Figure record listings:
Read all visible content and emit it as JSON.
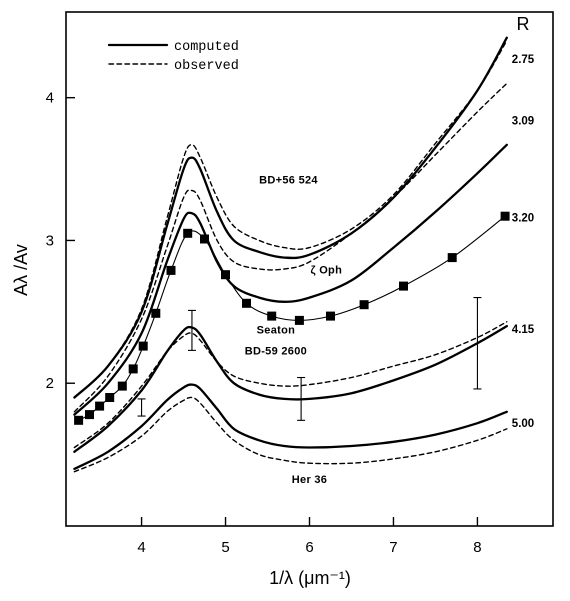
{
  "chart_data": {
    "type": "line",
    "title": "",
    "xlabel": "1/λ (μm⁻¹)",
    "ylabel": "Aλ /Av",
    "xlim": [
      3.1,
      8.9
    ],
    "ylim": [
      1.0,
      4.6
    ],
    "xticks": [
      4,
      5,
      6,
      7,
      8
    ],
    "yticks": [
      2,
      3,
      4
    ],
    "grid": false,
    "legend": {
      "position": "top-left",
      "entries": [
        {
          "label": "computed",
          "style": "solid"
        },
        {
          "label": "observed",
          "style": "dashed"
        }
      ]
    },
    "r_header": "R",
    "series": [
      {
        "R": "2.75",
        "style": "solid",
        "x": [
          3.2,
          3.6,
          4.0,
          4.3,
          4.5,
          4.6,
          4.7,
          4.9,
          5.1,
          5.4,
          5.7,
          6.0,
          6.5,
          7.0,
          7.5,
          8.0,
          8.35
        ],
        "y": [
          1.9,
          2.12,
          2.5,
          3.1,
          3.5,
          3.58,
          3.5,
          3.2,
          3.0,
          2.92,
          2.88,
          2.9,
          3.05,
          3.3,
          3.65,
          4.05,
          4.42
        ]
      },
      {
        "R": "2.75",
        "style": "dashed",
        "x": [
          3.2,
          3.6,
          4.0,
          4.3,
          4.5,
          4.6,
          4.7,
          4.9,
          5.1,
          5.4,
          5.7,
          6.0,
          6.5,
          7.0,
          7.5,
          8.0,
          8.35
        ],
        "y": [
          1.9,
          2.12,
          2.52,
          3.15,
          3.58,
          3.67,
          3.58,
          3.3,
          3.1,
          3.0,
          2.95,
          2.95,
          3.08,
          3.32,
          3.68,
          4.05,
          4.4
        ]
      },
      {
        "R": "3.09",
        "style": "solid",
        "x": [
          3.2,
          3.6,
          4.0,
          4.3,
          4.5,
          4.6,
          4.7,
          4.9,
          5.1,
          5.4,
          5.7,
          6.0,
          6.5,
          7.0,
          7.5,
          8.0,
          8.35
        ],
        "y": [
          1.78,
          2.0,
          2.35,
          2.85,
          3.15,
          3.19,
          3.12,
          2.85,
          2.68,
          2.6,
          2.57,
          2.6,
          2.72,
          2.95,
          3.2,
          3.47,
          3.67
        ]
      },
      {
        "R": "3.09",
        "style": "dashed",
        "x": [
          3.2,
          3.6,
          4.0,
          4.3,
          4.5,
          4.6,
          4.7,
          4.9,
          5.1,
          5.4,
          5.7,
          6.0,
          6.5,
          7.0,
          7.5,
          8.0,
          8.35
        ],
        "y": [
          1.8,
          2.05,
          2.45,
          2.95,
          3.3,
          3.35,
          3.28,
          3.0,
          2.85,
          2.8,
          2.8,
          2.85,
          3.05,
          3.3,
          3.6,
          3.9,
          4.1
        ]
      },
      {
        "R": "4.15",
        "style": "solid",
        "x": [
          3.2,
          3.6,
          4.0,
          4.3,
          4.5,
          4.6,
          4.7,
          4.9,
          5.1,
          5.4,
          5.7,
          6.0,
          6.5,
          7.0,
          7.5,
          8.0,
          8.35
        ],
        "y": [
          1.52,
          1.7,
          1.95,
          2.22,
          2.37,
          2.39,
          2.34,
          2.15,
          2.0,
          1.92,
          1.89,
          1.89,
          1.93,
          2.02,
          2.13,
          2.28,
          2.4
        ]
      },
      {
        "R": "4.15",
        "style": "dashed",
        "x": [
          3.2,
          3.6,
          4.0,
          4.3,
          4.5,
          4.6,
          4.7,
          4.9,
          5.1,
          5.4,
          5.7,
          6.0,
          6.5,
          7.0,
          7.5,
          8.0,
          8.35
        ],
        "y": [
          1.55,
          1.72,
          1.98,
          2.22,
          2.33,
          2.35,
          2.3,
          2.15,
          2.05,
          2.0,
          1.98,
          1.99,
          2.04,
          2.12,
          2.2,
          2.32,
          2.43
        ]
      },
      {
        "R": "5.00",
        "style": "solid",
        "x": [
          3.2,
          3.6,
          4.0,
          4.3,
          4.5,
          4.6,
          4.7,
          4.9,
          5.1,
          5.4,
          5.7,
          6.0,
          6.5,
          7.0,
          7.5,
          8.0,
          8.35
        ],
        "y": [
          1.4,
          1.52,
          1.7,
          1.88,
          1.97,
          1.99,
          1.96,
          1.82,
          1.68,
          1.6,
          1.56,
          1.55,
          1.56,
          1.59,
          1.64,
          1.72,
          1.8
        ]
      },
      {
        "R": "5.00",
        "style": "dashed",
        "x": [
          3.2,
          3.6,
          4.0,
          4.3,
          4.5,
          4.6,
          4.7,
          4.9,
          5.1,
          5.4,
          5.7,
          6.0,
          6.5,
          7.0,
          7.5,
          8.0,
          8.35
        ],
        "y": [
          1.38,
          1.48,
          1.63,
          1.8,
          1.88,
          1.9,
          1.86,
          1.72,
          1.6,
          1.5,
          1.46,
          1.44,
          1.44,
          1.47,
          1.52,
          1.6,
          1.68
        ]
      }
    ],
    "seaton": {
      "label": "Seaton",
      "x": [
        3.25,
        3.38,
        3.5,
        3.62,
        3.77,
        3.9,
        4.02,
        4.17,
        4.35,
        4.55,
        4.75,
        5.0,
        5.25,
        5.55,
        5.88,
        6.25,
        6.65,
        7.12,
        7.7,
        8.33
      ],
      "y": [
        1.74,
        1.78,
        1.84,
        1.9,
        1.98,
        2.1,
        2.26,
        2.49,
        2.79,
        3.05,
        3.01,
        2.76,
        2.56,
        2.47,
        2.44,
        2.47,
        2.55,
        2.68,
        2.88,
        3.17
      ]
    },
    "error_bars": [
      {
        "x": 4.0,
        "ylow": 1.77,
        "yhigh": 1.89
      },
      {
        "x": 4.6,
        "ylow": 2.23,
        "yhigh": 2.51
      },
      {
        "x": 5.9,
        "ylow": 1.74,
        "yhigh": 2.04
      },
      {
        "x": 8.0,
        "ylow": 1.96,
        "yhigh": 2.6
      }
    ],
    "curve_labels": [
      {
        "text": "BD+56 524",
        "x": 5.75,
        "y": 3.4
      },
      {
        "text": "ζ Oph",
        "x": 6.2,
        "y": 2.77
      },
      {
        "text": "Seaton",
        "x": 5.6,
        "y": 2.35
      },
      {
        "text": "BD-59 2600",
        "x": 5.6,
        "y": 2.2
      },
      {
        "text": "Her 36",
        "x": 6.0,
        "y": 1.3
      }
    ],
    "r_values": [
      {
        "text": "2.75",
        "y": 4.27
      },
      {
        "text": "3.09",
        "y": 3.84
      },
      {
        "text": "3.20",
        "y": 3.16
      },
      {
        "text": "4.15",
        "y": 2.38
      },
      {
        "text": "5.00",
        "y": 1.72
      }
    ]
  }
}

◆ Short problem ◆
Above are records to transcribe exactly; leave their pictures out.

◆ Exercise answer ◆
Read all visible content and emit it as JSON.
{
  "chart_data": {
    "type": "line",
    "title": "",
    "xlabel": "1/λ (μm⁻¹)",
    "ylabel": "Aλ /Av",
    "xlim": [
      3.1,
      8.9
    ],
    "ylim": [
      1.0,
      4.6
    ],
    "xticks": [
      4,
      5,
      6,
      7,
      8
    ],
    "yticks": [
      2,
      3,
      4
    ],
    "grid": false,
    "legend": {
      "position": "top-left",
      "entries": [
        {
          "label": "computed",
          "style": "solid"
        },
        {
          "label": "observed",
          "style": "dashed"
        }
      ]
    },
    "r_header": "R",
    "series": [
      {
        "R": "2.75",
        "style": "solid",
        "x": [
          3.2,
          3.6,
          4.0,
          4.3,
          4.5,
          4.6,
          4.7,
          4.9,
          5.1,
          5.4,
          5.7,
          6.0,
          6.5,
          7.0,
          7.5,
          8.0,
          8.35
        ],
        "y": [
          1.9,
          2.12,
          2.5,
          3.1,
          3.5,
          3.58,
          3.5,
          3.2,
          3.0,
          2.92,
          2.88,
          2.9,
          3.05,
          3.3,
          3.65,
          4.05,
          4.42
        ]
      },
      {
        "R": "2.75",
        "style": "dashed",
        "x": [
          3.2,
          3.6,
          4.0,
          4.3,
          4.5,
          4.6,
          4.7,
          4.9,
          5.1,
          5.4,
          5.7,
          6.0,
          6.5,
          7.0,
          7.5,
          8.0,
          8.35
        ],
        "y": [
          1.9,
          2.12,
          2.52,
          3.15,
          3.58,
          3.67,
          3.58,
          3.3,
          3.1,
          3.0,
          2.95,
          2.95,
          3.08,
          3.32,
          3.68,
          4.05,
          4.4
        ]
      },
      {
        "R": "3.09",
        "style": "solid",
        "x": [
          3.2,
          3.6,
          4.0,
          4.3,
          4.5,
          4.6,
          4.7,
          4.9,
          5.1,
          5.4,
          5.7,
          6.0,
          6.5,
          7.0,
          7.5,
          8.0,
          8.35
        ],
        "y": [
          1.78,
          2.0,
          2.35,
          2.85,
          3.15,
          3.19,
          3.12,
          2.85,
          2.68,
          2.6,
          2.57,
          2.6,
          2.72,
          2.95,
          3.2,
          3.47,
          3.67
        ]
      },
      {
        "R": "3.09",
        "style": "dashed",
        "x": [
          3.2,
          3.6,
          4.0,
          4.3,
          4.5,
          4.6,
          4.7,
          4.9,
          5.1,
          5.4,
          5.7,
          6.0,
          6.5,
          7.0,
          7.5,
          8.0,
          8.35
        ],
        "y": [
          1.8,
          2.05,
          2.45,
          2.95,
          3.3,
          3.35,
          3.28,
          3.0,
          2.85,
          2.8,
          2.8,
          2.85,
          3.05,
          3.3,
          3.6,
          3.9,
          4.1
        ]
      },
      {
        "R": "4.15",
        "style": "solid",
        "x": [
          3.2,
          3.6,
          4.0,
          4.3,
          4.5,
          4.6,
          4.7,
          4.9,
          5.1,
          5.4,
          5.7,
          6.0,
          6.5,
          7.0,
          7.5,
          8.0,
          8.35
        ],
        "y": [
          1.52,
          1.7,
          1.95,
          2.22,
          2.37,
          2.39,
          2.34,
          2.15,
          2.0,
          1.92,
          1.89,
          1.89,
          1.93,
          2.02,
          2.13,
          2.28,
          2.4
        ]
      },
      {
        "R": "4.15",
        "style": "dashed",
        "x": [
          3.2,
          3.6,
          4.0,
          4.3,
          4.5,
          4.6,
          4.7,
          4.9,
          5.1,
          5.4,
          5.7,
          6.0,
          6.5,
          7.0,
          7.5,
          8.0,
          8.35
        ],
        "y": [
          1.55,
          1.72,
          1.98,
          2.22,
          2.33,
          2.35,
          2.3,
          2.15,
          2.05,
          2.0,
          1.98,
          1.99,
          2.04,
          2.12,
          2.2,
          2.32,
          2.43
        ]
      },
      {
        "R": "5.00",
        "style": "solid",
        "x": [
          3.2,
          3.6,
          4.0,
          4.3,
          4.5,
          4.6,
          4.7,
          4.9,
          5.1,
          5.4,
          5.7,
          6.0,
          6.5,
          7.0,
          7.5,
          8.0,
          8.35
        ],
        "y": [
          1.4,
          1.52,
          1.7,
          1.88,
          1.97,
          1.99,
          1.96,
          1.82,
          1.68,
          1.6,
          1.56,
          1.55,
          1.56,
          1.59,
          1.64,
          1.72,
          1.8
        ]
      },
      {
        "R": "5.00",
        "style": "dashed",
        "x": [
          3.2,
          3.6,
          4.0,
          4.3,
          4.5,
          4.6,
          4.7,
          4.9,
          5.1,
          5.4,
          5.7,
          6.0,
          6.5,
          7.0,
          7.5,
          8.0,
          8.35
        ],
        "y": [
          1.38,
          1.48,
          1.63,
          1.8,
          1.88,
          1.9,
          1.86,
          1.72,
          1.6,
          1.5,
          1.46,
          1.44,
          1.44,
          1.47,
          1.52,
          1.6,
          1.68
        ]
      }
    ],
    "seaton": {
      "label": "Seaton",
      "x": [
        3.25,
        3.38,
        3.5,
        3.62,
        3.77,
        3.9,
        4.02,
        4.17,
        4.35,
        4.55,
        4.75,
        5.0,
        5.25,
        5.55,
        5.88,
        6.25,
        6.65,
        7.12,
        7.7,
        8.33
      ],
      "y": [
        1.74,
        1.78,
        1.84,
        1.9,
        1.98,
        2.1,
        2.26,
        2.49,
        2.79,
        3.05,
        3.01,
        2.76,
        2.56,
        2.47,
        2.44,
        2.47,
        2.55,
        2.68,
        2.88,
        3.17
      ]
    },
    "error_bars": [
      {
        "x": 4.0,
        "ylow": 1.77,
        "yhigh": 1.89
      },
      {
        "x": 4.6,
        "ylow": 2.23,
        "yhigh": 2.51
      },
      {
        "x": 5.9,
        "ylow": 1.74,
        "yhigh": 2.04
      },
      {
        "x": 8.0,
        "ylow": 1.96,
        "yhigh": 2.6
      }
    ],
    "curve_labels": [
      {
        "text": "BD+56 524",
        "x": 5.75,
        "y": 3.4
      },
      {
        "text": "ζ Oph",
        "x": 6.2,
        "y": 2.77
      },
      {
        "text": "Seaton",
        "x": 5.6,
        "y": 2.35
      },
      {
        "text": "BD-59 2600",
        "x": 5.6,
        "y": 2.2
      },
      {
        "text": "Her 36",
        "x": 6.0,
        "y": 1.3
      }
    ],
    "r_values": [
      {
        "text": "2.75",
        "y": 4.27
      },
      {
        "text": "3.09",
        "y": 3.84
      },
      {
        "text": "3.20",
        "y": 3.16
      },
      {
        "text": "4.15",
        "y": 2.38
      },
      {
        "text": "5.00",
        "y": 1.72
      }
    ]
  }
}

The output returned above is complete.